* **Article**
%%
I tried to read a REST API, which is gzip encoded. To be exact, I tried to read the StackExchange API.
I already found the question Automatically Decode GZIP In TRESTResponse?, but that answer doesn't solve my issue for some reason.
Test setup
In XE5, I added a TRestClient, a TRestRequest and a TRestResponse with the following relevant properties. I set the BaseURL of the client, the resource and parameters of the request, and I set AcceptEncoding
of the request to gzip, deflate
, which should make it automatically decode gzipped responses.
object RESTClient1: TRESTClient
BaseURL = 'https://api.stackexchange.com/2.2'
end
object RESTRequest1: TRESTRequest
AcceptEncoding = 'gzip, deflate'
Client = RESTClient1
Params = <
item
Kind = pkURLSEGMENT
name = 'id'
Options = [poAutoCreated]
Value = '511529'
end
item
name = 'site'
Value = 'stackoverflow'
end>
Resource = 'users/{id}'
Response = RESTResponse1
end
object RESTResponse1: TRESTResponse
end
This results in the url:
https://api.stackexchange.com/2.2/users/511529?site=stackoverflow
I invoke the request like this, with two message boxes to show the url and the outcome of the request:
ShowMessage(RESTRequest1.GetFullRequestURL());
RESTRequest1.Execute; // Actual call
ShowMessage(RESTResponse1.Content);
If I call that url in a browser, I get a proper result, which is a json object with some of my user information in it.
Problem
However, in Delphi, I don't get the JSON response. In fact, I get a bunch of bytes which seems to be a mangled gzip response. I tried to decompress it with TIdCompressorZlib.DecompressGZipStream()
, but it fails with a ZLib Error (-3)
. When I inspect the bytes of the response myself, I see it starts with #1F#3F#08. This is especially weird, since the gzip header should be #1F#8B#08, so #8B is transformed into #3F, which is a question mark.
%%
* **Data rows**
%%
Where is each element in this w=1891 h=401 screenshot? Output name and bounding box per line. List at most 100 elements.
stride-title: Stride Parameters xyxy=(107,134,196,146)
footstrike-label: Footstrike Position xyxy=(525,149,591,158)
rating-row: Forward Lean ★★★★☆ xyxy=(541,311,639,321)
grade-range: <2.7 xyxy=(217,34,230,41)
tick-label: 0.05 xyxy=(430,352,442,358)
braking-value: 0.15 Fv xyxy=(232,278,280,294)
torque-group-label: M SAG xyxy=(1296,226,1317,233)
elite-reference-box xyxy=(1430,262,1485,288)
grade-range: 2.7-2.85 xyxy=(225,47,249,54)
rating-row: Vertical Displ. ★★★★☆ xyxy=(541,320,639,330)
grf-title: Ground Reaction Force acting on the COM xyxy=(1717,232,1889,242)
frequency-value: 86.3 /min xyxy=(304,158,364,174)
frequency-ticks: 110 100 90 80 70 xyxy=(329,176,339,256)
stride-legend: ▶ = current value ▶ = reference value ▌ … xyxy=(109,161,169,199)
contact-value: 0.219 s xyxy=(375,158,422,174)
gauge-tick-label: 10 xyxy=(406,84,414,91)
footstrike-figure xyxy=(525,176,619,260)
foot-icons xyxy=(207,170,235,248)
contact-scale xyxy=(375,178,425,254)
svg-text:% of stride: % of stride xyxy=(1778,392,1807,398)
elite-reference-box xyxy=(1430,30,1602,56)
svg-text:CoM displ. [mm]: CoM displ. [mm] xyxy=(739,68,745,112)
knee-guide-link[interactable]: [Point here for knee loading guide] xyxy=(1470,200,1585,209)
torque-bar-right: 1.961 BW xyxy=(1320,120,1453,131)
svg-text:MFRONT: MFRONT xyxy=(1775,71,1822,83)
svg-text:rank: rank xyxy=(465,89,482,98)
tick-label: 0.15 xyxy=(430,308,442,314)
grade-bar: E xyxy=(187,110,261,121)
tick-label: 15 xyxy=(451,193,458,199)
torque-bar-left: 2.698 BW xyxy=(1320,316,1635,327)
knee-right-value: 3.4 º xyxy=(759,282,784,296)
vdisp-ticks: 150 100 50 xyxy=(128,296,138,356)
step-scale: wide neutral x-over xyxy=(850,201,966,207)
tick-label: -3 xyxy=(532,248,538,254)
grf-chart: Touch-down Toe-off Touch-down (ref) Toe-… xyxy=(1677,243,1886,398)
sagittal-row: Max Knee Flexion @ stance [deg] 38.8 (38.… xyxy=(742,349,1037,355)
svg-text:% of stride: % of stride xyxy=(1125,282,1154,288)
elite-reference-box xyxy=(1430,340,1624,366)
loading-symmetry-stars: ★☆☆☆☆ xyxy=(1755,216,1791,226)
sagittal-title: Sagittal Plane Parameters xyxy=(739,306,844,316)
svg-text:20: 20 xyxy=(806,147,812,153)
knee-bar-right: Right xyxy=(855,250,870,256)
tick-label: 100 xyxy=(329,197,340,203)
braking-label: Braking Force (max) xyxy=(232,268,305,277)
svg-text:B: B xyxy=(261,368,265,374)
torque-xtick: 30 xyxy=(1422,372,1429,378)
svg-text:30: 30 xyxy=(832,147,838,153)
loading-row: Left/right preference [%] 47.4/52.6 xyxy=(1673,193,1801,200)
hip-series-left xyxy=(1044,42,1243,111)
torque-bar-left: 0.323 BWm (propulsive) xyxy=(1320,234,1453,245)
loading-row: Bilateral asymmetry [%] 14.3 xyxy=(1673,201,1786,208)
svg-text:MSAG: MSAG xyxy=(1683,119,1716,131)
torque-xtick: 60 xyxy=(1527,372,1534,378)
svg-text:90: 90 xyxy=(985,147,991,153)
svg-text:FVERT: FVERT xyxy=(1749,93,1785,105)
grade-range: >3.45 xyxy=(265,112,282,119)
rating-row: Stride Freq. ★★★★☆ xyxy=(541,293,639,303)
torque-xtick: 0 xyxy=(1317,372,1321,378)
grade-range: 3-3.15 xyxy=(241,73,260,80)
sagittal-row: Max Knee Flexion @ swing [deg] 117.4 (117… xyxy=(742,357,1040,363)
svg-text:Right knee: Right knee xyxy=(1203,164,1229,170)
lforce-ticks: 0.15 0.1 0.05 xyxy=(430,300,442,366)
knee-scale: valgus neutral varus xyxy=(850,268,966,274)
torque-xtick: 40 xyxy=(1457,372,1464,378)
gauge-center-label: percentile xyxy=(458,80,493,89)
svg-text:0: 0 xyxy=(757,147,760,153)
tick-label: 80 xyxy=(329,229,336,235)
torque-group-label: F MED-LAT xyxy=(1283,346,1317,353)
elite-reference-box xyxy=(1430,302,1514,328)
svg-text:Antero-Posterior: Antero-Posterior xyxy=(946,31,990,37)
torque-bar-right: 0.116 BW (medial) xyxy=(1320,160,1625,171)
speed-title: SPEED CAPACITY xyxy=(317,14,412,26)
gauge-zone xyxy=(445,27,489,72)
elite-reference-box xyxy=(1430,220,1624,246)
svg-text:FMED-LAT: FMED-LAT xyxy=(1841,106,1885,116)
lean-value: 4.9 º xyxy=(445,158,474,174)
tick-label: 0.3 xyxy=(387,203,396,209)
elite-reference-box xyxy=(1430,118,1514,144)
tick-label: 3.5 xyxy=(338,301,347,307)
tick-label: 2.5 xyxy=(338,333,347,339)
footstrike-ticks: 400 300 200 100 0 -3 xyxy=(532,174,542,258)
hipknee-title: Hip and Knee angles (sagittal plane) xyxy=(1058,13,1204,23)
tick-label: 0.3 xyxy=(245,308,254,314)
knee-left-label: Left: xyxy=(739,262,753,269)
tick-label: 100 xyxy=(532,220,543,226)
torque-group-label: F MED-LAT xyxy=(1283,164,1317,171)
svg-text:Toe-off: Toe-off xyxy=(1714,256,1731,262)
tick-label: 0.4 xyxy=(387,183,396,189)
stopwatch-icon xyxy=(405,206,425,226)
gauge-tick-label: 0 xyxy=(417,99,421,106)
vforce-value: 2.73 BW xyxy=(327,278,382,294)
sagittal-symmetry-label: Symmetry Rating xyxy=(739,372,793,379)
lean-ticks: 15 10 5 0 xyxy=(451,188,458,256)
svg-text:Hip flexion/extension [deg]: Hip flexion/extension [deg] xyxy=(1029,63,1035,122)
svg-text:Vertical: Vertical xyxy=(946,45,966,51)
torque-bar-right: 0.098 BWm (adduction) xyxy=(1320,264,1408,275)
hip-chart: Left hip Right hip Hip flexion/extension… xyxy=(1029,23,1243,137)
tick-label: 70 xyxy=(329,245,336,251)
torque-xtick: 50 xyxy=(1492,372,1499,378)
%%
* **Things to do**
1. In the Delphi gzip post, which properties are assigned at the top level of the RESTRequest1 object, not counting those inside its parameter items?
2. Reproduce the part of the Delphi gzip post between "I tried to read a" and "decode gzipped responses.", inclusive.
You can set the records aside; they aren't needed here.

* **Outputs**
1. AcceptEncoding, Client, Params, Resource, Response

2.
I tried to read a REST API, which is gzip encoded. To be exact, I tried to read the StackExchange API.
I already found the question Automatically Decode GZIP In TRESTResponse?, but that answer doesn't solve my issue for some reason.
Test setup
In XE5, I added a TRestClient, a TRestRequest and a TRestResponse with the following relevant properties. I set the BaseURL of the client, the resource and parameters of the request, and I set AcceptEncoding
of the request to gzip, deflate
, which should make it automatically decode gzipped responses.